_Given task_. In this exercise, reproduce all the entries that follow exactly.
────────────────
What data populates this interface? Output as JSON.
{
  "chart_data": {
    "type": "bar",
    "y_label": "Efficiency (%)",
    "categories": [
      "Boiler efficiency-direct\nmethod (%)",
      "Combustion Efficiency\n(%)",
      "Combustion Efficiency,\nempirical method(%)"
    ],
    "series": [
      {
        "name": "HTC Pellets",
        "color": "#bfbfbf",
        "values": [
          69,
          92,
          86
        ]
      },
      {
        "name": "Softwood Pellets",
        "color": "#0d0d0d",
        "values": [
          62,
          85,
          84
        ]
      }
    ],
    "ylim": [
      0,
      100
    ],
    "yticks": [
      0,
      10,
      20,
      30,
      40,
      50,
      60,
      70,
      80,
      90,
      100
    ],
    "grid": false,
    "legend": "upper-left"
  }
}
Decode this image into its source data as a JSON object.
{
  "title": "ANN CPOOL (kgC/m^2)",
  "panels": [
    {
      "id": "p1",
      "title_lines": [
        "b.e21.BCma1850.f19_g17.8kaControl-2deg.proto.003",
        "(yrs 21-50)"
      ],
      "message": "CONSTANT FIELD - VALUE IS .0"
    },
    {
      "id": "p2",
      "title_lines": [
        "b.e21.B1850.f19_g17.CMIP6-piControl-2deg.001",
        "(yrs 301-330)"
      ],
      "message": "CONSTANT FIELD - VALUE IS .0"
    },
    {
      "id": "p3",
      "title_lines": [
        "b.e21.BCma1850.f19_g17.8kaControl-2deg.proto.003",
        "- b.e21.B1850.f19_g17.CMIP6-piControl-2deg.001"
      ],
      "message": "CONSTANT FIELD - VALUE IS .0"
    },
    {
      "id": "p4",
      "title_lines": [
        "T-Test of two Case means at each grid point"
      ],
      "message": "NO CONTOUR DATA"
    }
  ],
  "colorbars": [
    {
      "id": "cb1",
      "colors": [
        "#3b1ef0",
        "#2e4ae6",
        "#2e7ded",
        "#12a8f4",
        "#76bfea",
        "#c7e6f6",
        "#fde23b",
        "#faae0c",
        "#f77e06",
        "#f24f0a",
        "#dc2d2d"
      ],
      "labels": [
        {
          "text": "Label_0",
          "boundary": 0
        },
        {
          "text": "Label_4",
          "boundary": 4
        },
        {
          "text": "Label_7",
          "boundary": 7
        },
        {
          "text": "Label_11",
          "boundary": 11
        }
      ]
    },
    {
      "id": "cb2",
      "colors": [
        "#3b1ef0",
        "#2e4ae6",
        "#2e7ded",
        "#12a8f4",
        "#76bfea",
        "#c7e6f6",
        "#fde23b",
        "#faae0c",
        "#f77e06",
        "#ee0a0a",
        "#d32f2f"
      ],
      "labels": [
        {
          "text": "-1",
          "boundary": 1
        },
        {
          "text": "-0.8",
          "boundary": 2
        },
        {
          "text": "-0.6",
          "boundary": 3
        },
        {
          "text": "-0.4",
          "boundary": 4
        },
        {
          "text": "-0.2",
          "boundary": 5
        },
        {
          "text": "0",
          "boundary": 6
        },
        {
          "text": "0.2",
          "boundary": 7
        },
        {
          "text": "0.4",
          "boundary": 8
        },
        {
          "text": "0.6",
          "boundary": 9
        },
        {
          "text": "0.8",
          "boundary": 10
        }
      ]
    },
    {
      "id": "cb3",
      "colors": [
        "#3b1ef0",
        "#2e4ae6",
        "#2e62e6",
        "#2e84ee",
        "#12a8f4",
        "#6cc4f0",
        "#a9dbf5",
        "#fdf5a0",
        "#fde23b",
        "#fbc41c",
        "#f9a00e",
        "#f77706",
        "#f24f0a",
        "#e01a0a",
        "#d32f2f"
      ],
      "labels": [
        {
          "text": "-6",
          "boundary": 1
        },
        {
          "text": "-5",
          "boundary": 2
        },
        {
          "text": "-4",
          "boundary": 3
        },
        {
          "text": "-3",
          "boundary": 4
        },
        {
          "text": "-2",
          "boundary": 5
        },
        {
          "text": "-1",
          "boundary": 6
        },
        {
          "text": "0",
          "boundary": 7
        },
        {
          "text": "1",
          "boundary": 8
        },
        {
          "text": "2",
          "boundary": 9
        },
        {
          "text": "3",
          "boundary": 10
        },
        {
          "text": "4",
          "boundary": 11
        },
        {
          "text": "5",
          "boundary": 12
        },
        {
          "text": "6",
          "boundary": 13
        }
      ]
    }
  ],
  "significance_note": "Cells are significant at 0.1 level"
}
────────────────
_Exercise result_.
What data populates this interface? Output as JSON.
{
  "chart_data": {
    "type": "bar",
    "y_label": "Efficiency (%)",
    "categories": [
      "Boiler efficiency-direct\nmethod (%)",
      "Combustion Efficiency\n(%)",
      "Combustion Efficiency,\nempirical method(%)"
    ],
    "series": [
      {
        "name": "HTC Pellets",
        "color": "#bfbfbf",
        "values": [
          69,
          92,
          86
        ]
      },
      {
        "name": "Softwood Pellets",
        "color": "#0d0d0d",
        "values": [
          62,
          85,
          84
        ]
      }
    ],
    "ylim": [
      0,
      100
    ],
    "yticks": [
      0,
      10,
      20,
      30,
      40,
      50,
      60,
      70,
      80,
      90,
      100
    ],
    "grid": false,
    "legend": "upper-left"
  }
}
Decode this image into its source data as a JSON object.
{
  "title": "ANN CPOOL (kgC/m^2)",
  "panels": [
    {
      "id": "p1",
      "title_lines": [
        "b.e21.BCma1850.f19_g17.8kaControl-2deg.proto.003",
        "(yrs 21-50)"
      ],
      "message": "CONSTANT FIELD - VALUE IS .0"
    },
    {
      "id": "p2",
      "title_lines": [
        "b.e21.B1850.f19_g17.CMIP6-piControl-2deg.001",
        "(yrs 301-330)"
      ],
      "message": "CONSTANT FIELD - VALUE IS .0"
    },
    {
      "id": "p3",
      "title_lines": [
        "b.e21.BCma1850.f19_g17.8kaControl-2deg.proto.003",
        "- b.e21.B1850.f19_g17.CMIP6-piControl-2deg.001"
      ],
      "message": "CONSTANT FIELD - VALUE IS .0"
    },
    {
      "id": "p4",
      "title_lines": [
        "T-Test of two Case means at each grid point"
      ],
      "message": "NO CONTOUR DATA"
    }
  ],
  "colorbars": [
    {
      "id": "cb1",
      "colors": [
        "#3b1ef0",
        "#2e4ae6",
        "#2e7ded",
        "#12a8f4",
        "#76bfea",
        "#c7e6f6",
        "#fde23b",
        "#faae0c",
        "#f77e06",
        "#f24f0a",
        "#dc2d2d"
      ],
      "labels": [
        {
          "text": "Label_0",
          "boundary": 0
        },
        {
          "text": "Label_4",
          "boundary": 4
        },
        {
          "text": "Label_7",
          "boundary": 7
        },
        {
          "text": "Label_11",
          "boundary": 11
        }
      ]
    },
    {
      "id": "cb2",
      "colors": [
        "#3b1ef0",
        "#2e4ae6",
        "#2e7ded",
        "#12a8f4",
        "#76bfea",
        "#c7e6f6",
        "#fde23b",
        "#faae0c",
        "#f77e06",
        "#ee0a0a",
        "#d32f2f"
      ],
      "labels": [
        {
          "text": "-1",
          "boundary": 1
        },
        {
          "text": "-0.8",
          "boundary": 2
        },
        {
          "text": "-0.6",
          "boundary": 3
        },
        {
          "text": "-0.4",
          "boundary": 4
        },
        {
          "text": "-0.2",
          "boundary": 5
        },
        {
          "text": "0",
          "boundary": 6
        },
        {
          "text": "0.2",
          "boundary": 7
        },
        {
          "text": "0.4",
          "boundary": 8
        },
        {
          "text": "0.6",
          "boundary": 9
        },
        {
          "text": "0.8",
          "boundary": 10
        }
      ]
    },
    {
      "id": "cb3",
      "colors": [
        "#3b1ef0",
        "#2e4ae6",
        "#2e62e6",
        "#2e84ee",
        "#12a8f4",
        "#6cc4f0",
        "#a9dbf5",
        "#fdf5a0",
        "#fde23b",
        "#fbc41c",
        "#f9a00e",
        "#f77706",
        "#f24f0a",
        "#e01a0a",
        "#d32f2f"
      ],
      "labels": [
        {
          "text": "-6",
          "boundary": 1
        },
        {
          "text": "-5",
          "boundary": 2
        },
        {
          "text": "-4",
          "boundary": 3
        },
        {
          "text": "-3",
          "boundary": 4
        },
        {
          "text": "-2",
          "boundary": 5
        },
        {
          "text": "-1",
          "boundary": 6
        },
        {
          "text": "0",
          "boundary": 7
        },
        {
          "text": "1",
          "boundary": 8
        },
        {
          "text": "2",
          "boundary": 9
        },
        {
          "text": "3",
          "boundary": 10
        },
        {
          "text": "4",
          "boundary": 11
        },
        {
          "text": "5",
          "boundary": 12
        },
        {
          "text": "6",
          "boundary": 13
        }
      ]
    }
  ],
  "significance_note": "Cells are significant at 0.1 level"
}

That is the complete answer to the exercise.